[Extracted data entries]
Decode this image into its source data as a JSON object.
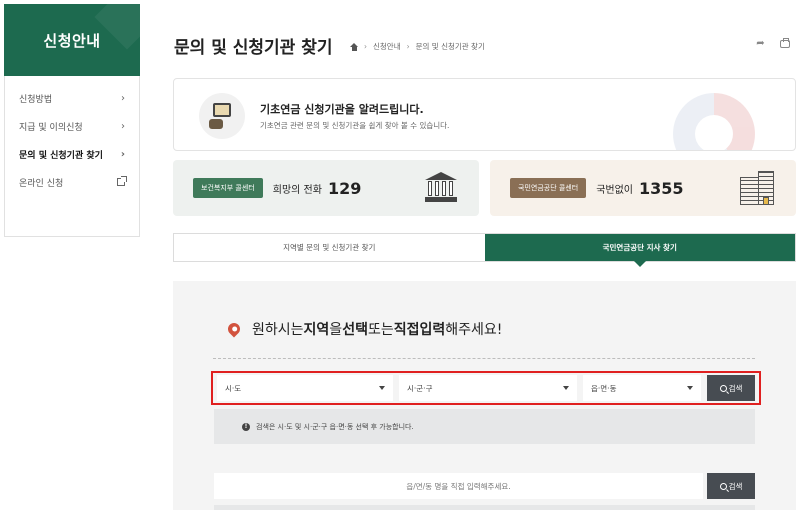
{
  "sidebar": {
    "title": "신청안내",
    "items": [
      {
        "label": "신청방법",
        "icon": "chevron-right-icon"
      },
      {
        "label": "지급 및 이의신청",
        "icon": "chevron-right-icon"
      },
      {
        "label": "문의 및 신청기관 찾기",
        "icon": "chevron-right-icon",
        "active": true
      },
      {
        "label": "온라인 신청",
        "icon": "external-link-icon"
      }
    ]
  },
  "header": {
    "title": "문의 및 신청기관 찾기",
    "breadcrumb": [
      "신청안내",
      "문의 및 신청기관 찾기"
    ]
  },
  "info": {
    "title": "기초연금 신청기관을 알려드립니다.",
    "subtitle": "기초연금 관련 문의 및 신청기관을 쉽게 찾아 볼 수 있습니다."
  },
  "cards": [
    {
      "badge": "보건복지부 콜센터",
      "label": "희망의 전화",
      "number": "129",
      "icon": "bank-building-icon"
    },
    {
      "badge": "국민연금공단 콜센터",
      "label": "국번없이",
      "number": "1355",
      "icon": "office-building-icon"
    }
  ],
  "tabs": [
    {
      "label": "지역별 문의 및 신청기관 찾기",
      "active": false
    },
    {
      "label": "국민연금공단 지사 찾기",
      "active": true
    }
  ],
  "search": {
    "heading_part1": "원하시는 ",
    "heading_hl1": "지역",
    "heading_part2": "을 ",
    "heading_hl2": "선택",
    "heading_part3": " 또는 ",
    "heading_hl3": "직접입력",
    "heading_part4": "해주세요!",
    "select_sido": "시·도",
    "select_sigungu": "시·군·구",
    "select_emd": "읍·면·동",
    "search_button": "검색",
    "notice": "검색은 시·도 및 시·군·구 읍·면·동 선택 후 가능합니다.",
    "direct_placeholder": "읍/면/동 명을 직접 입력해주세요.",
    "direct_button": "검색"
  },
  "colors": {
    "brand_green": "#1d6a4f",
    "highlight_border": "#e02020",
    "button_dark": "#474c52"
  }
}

---

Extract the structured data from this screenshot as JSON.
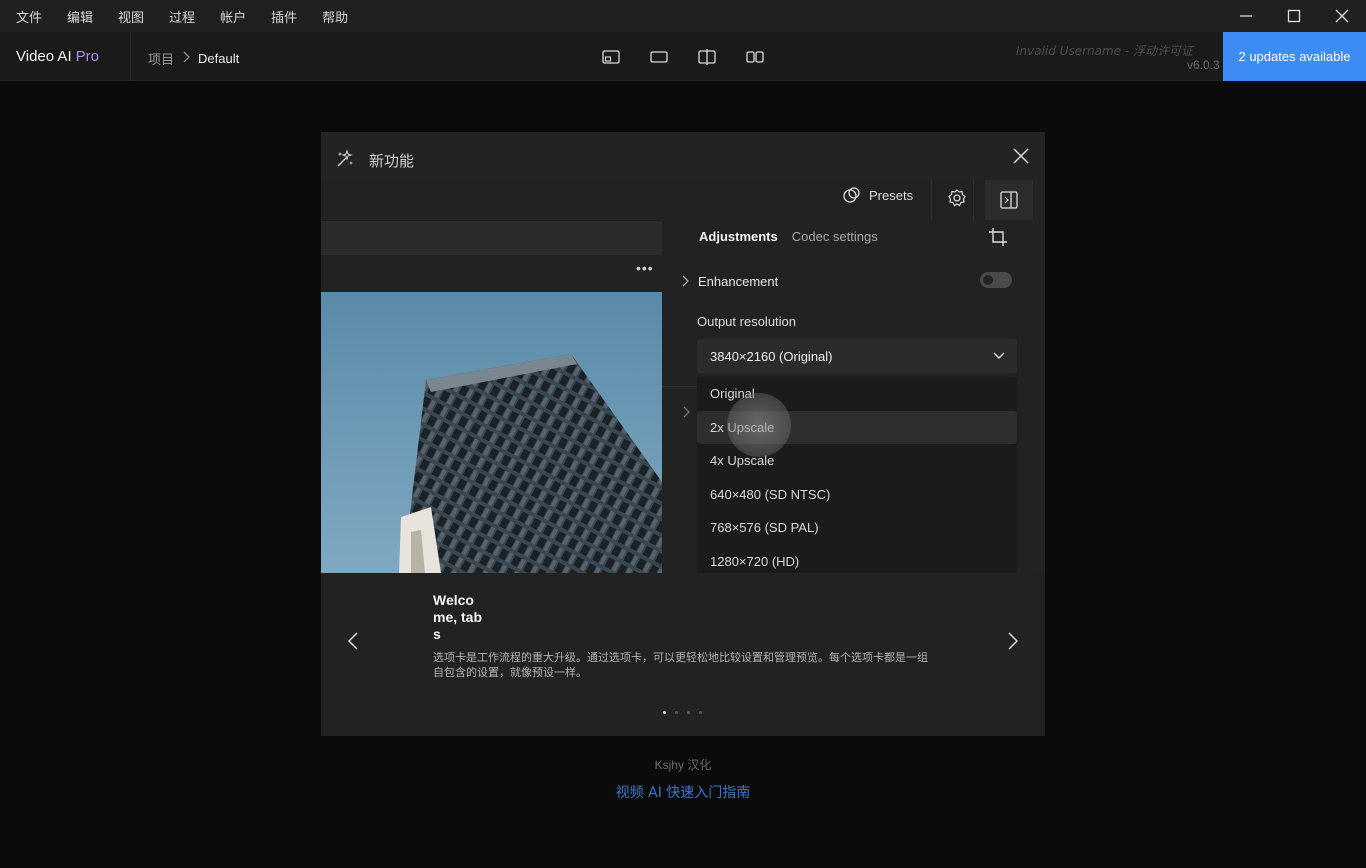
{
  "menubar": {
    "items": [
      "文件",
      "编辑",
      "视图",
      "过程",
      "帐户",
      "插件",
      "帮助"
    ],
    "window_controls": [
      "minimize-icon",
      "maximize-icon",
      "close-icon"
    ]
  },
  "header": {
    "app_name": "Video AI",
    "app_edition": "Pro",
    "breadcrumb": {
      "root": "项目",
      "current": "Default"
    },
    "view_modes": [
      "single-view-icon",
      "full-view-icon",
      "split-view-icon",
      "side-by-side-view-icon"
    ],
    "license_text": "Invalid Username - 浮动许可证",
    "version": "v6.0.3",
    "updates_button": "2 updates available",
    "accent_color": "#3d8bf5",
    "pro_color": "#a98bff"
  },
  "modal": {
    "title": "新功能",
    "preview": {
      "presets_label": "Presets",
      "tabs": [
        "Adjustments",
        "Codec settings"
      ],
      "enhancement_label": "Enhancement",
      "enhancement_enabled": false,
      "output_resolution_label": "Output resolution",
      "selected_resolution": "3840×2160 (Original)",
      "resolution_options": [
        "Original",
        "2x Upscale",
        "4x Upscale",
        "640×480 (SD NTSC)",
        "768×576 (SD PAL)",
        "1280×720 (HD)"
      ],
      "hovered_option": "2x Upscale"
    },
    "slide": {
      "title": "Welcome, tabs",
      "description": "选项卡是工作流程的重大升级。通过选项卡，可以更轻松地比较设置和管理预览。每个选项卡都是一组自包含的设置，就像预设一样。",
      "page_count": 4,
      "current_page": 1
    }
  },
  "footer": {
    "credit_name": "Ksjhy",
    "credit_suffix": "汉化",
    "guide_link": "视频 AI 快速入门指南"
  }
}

Given exercise |
Tell how many lines of the data above hold the string "false". Give only the number.

Expected output |
2